What needs to be done:
Locate every line below that contains the word "الموتور" and copy it.

Record list:
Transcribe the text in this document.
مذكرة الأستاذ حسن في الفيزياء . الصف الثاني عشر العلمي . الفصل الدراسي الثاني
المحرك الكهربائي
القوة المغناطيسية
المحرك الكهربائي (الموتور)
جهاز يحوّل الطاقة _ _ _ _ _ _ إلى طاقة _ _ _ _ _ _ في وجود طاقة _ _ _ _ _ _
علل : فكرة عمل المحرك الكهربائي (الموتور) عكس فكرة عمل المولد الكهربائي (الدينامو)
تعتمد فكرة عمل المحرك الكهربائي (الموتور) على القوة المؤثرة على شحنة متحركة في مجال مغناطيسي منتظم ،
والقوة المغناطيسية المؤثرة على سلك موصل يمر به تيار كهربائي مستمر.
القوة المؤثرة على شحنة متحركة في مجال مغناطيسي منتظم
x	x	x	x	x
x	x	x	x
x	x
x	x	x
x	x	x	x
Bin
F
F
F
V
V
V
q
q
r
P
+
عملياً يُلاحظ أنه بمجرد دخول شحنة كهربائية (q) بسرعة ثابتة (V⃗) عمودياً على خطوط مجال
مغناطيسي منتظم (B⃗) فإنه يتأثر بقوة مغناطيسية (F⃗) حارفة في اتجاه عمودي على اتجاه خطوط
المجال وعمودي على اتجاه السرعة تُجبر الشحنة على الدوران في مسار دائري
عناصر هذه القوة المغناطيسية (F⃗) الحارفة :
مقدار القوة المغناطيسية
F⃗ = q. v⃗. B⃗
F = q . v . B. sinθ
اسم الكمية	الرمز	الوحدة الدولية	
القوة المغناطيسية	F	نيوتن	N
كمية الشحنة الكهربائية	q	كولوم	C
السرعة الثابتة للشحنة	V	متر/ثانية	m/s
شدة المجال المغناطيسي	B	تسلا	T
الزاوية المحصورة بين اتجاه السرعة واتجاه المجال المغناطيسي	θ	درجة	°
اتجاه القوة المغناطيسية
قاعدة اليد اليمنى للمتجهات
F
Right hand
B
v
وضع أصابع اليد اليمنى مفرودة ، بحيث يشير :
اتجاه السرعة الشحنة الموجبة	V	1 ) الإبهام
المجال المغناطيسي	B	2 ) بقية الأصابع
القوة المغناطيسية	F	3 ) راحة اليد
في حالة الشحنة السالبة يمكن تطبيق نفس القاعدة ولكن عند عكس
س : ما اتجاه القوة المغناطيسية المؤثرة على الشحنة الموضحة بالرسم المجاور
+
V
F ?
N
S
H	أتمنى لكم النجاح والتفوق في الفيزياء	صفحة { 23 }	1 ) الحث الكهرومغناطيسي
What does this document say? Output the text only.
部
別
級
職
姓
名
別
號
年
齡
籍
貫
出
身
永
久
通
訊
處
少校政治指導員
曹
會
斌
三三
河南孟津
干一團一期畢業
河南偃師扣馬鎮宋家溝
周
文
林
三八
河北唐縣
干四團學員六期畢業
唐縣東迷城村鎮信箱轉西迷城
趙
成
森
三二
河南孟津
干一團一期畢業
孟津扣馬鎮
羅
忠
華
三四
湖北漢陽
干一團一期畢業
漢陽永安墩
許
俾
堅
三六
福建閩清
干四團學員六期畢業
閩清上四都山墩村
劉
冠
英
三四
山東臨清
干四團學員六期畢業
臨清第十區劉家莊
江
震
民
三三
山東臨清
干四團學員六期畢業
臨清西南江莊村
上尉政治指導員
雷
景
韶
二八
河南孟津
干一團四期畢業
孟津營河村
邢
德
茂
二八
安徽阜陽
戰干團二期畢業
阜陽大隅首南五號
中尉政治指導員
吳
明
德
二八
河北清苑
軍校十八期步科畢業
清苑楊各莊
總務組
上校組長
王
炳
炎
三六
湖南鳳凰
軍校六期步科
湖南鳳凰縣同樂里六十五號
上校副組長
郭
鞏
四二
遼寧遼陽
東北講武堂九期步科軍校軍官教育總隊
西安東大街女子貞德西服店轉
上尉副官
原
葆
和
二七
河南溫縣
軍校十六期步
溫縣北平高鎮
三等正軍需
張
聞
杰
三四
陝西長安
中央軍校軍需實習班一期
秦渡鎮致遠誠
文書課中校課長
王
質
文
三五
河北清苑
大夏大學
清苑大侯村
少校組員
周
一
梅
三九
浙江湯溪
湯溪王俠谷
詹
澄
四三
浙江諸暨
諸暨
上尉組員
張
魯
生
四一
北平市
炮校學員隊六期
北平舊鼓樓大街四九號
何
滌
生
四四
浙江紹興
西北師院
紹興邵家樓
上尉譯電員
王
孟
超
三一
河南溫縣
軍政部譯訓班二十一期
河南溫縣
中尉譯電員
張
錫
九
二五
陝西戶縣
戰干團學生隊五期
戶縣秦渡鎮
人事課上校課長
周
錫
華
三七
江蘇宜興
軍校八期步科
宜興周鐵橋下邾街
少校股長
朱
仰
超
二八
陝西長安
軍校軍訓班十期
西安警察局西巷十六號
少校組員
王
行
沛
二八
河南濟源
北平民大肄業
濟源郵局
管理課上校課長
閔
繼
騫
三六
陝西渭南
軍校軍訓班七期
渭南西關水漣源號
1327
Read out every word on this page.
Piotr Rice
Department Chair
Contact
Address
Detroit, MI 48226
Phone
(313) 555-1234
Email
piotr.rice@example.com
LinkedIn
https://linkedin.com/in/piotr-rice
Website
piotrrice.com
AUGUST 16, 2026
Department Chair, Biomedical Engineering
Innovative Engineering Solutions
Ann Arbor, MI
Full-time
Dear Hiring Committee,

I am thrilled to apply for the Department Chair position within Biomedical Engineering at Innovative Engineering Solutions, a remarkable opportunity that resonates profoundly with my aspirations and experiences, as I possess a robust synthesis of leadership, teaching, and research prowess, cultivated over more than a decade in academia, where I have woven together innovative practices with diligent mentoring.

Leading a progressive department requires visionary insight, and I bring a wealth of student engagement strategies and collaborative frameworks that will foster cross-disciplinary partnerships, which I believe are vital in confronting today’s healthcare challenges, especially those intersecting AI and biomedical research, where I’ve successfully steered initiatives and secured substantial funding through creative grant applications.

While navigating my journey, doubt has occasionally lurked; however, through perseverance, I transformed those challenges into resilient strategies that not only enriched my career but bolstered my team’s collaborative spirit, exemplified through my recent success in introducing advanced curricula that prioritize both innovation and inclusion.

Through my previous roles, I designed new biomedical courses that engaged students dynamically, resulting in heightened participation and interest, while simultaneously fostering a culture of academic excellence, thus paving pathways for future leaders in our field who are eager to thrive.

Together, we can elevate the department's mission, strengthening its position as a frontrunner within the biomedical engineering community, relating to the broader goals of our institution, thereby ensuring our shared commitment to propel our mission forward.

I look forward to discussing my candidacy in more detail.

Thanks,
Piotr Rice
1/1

Response to the exercise:
المحرك الكهربائي (الموتور)
علل : فكرة عمل المحرك الكهربائي (الموتور) عكس فكرة عمل المولد الكهربائي (الدينامو)
تعتمد فكرة عمل المحرك الكهربائي (الموتور) على القوة المؤثرة على شحنة متحركة في مجال مغناطيسي منتظم ،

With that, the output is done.